-- Begin RECORDS TO USE --

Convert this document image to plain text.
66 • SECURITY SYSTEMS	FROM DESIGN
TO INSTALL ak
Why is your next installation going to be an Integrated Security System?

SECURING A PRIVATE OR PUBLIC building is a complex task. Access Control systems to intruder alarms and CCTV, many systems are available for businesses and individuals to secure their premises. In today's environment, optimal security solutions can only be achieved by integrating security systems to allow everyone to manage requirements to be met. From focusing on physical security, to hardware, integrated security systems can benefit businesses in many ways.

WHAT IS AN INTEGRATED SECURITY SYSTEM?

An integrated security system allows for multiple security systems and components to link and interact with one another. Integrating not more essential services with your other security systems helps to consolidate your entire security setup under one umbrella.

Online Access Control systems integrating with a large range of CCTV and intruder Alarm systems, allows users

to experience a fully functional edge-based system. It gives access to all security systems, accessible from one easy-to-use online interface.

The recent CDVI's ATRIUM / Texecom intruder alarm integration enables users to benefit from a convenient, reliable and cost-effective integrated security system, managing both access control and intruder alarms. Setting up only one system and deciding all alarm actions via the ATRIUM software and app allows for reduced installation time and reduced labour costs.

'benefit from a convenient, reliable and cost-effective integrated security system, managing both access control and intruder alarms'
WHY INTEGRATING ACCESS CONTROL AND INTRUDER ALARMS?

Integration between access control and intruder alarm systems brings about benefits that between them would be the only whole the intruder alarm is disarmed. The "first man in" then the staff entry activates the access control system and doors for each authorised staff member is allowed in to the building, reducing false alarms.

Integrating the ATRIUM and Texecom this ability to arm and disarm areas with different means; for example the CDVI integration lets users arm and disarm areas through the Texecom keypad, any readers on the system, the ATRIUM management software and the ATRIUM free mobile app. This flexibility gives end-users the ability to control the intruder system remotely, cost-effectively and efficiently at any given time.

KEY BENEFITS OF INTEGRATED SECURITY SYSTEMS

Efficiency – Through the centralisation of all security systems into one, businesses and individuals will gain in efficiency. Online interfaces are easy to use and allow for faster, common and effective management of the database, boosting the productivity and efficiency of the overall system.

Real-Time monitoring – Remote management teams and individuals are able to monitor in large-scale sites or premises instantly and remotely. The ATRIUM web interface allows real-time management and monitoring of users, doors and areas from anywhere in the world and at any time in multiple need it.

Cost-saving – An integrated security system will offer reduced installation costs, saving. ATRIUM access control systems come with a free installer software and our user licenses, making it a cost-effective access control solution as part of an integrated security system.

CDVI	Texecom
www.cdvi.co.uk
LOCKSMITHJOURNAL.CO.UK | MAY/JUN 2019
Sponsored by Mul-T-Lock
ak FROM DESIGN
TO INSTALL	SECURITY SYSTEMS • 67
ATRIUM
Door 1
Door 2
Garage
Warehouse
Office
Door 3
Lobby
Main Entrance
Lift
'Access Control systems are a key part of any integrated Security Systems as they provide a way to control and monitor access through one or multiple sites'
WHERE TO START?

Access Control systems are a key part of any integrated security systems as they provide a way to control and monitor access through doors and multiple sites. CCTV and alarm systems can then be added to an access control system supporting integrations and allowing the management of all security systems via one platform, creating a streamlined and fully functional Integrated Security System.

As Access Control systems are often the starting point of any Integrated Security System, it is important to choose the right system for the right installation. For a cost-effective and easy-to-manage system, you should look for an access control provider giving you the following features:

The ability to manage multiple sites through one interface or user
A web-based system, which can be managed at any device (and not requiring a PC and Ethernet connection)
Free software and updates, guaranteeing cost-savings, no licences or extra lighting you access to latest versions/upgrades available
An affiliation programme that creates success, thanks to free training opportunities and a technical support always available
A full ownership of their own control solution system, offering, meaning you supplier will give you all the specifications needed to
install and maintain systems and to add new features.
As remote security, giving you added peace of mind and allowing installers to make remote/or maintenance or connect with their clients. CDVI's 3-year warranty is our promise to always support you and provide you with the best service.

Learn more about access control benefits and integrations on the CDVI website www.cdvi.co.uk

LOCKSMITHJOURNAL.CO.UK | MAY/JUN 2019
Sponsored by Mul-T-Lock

-- End RECORDS TO USE --

_WHAT THE TASK REQUIRES_
Look through the listing above and count the lines where the string "this" appears. Report the number only.

_RIGHT ANSWER_
2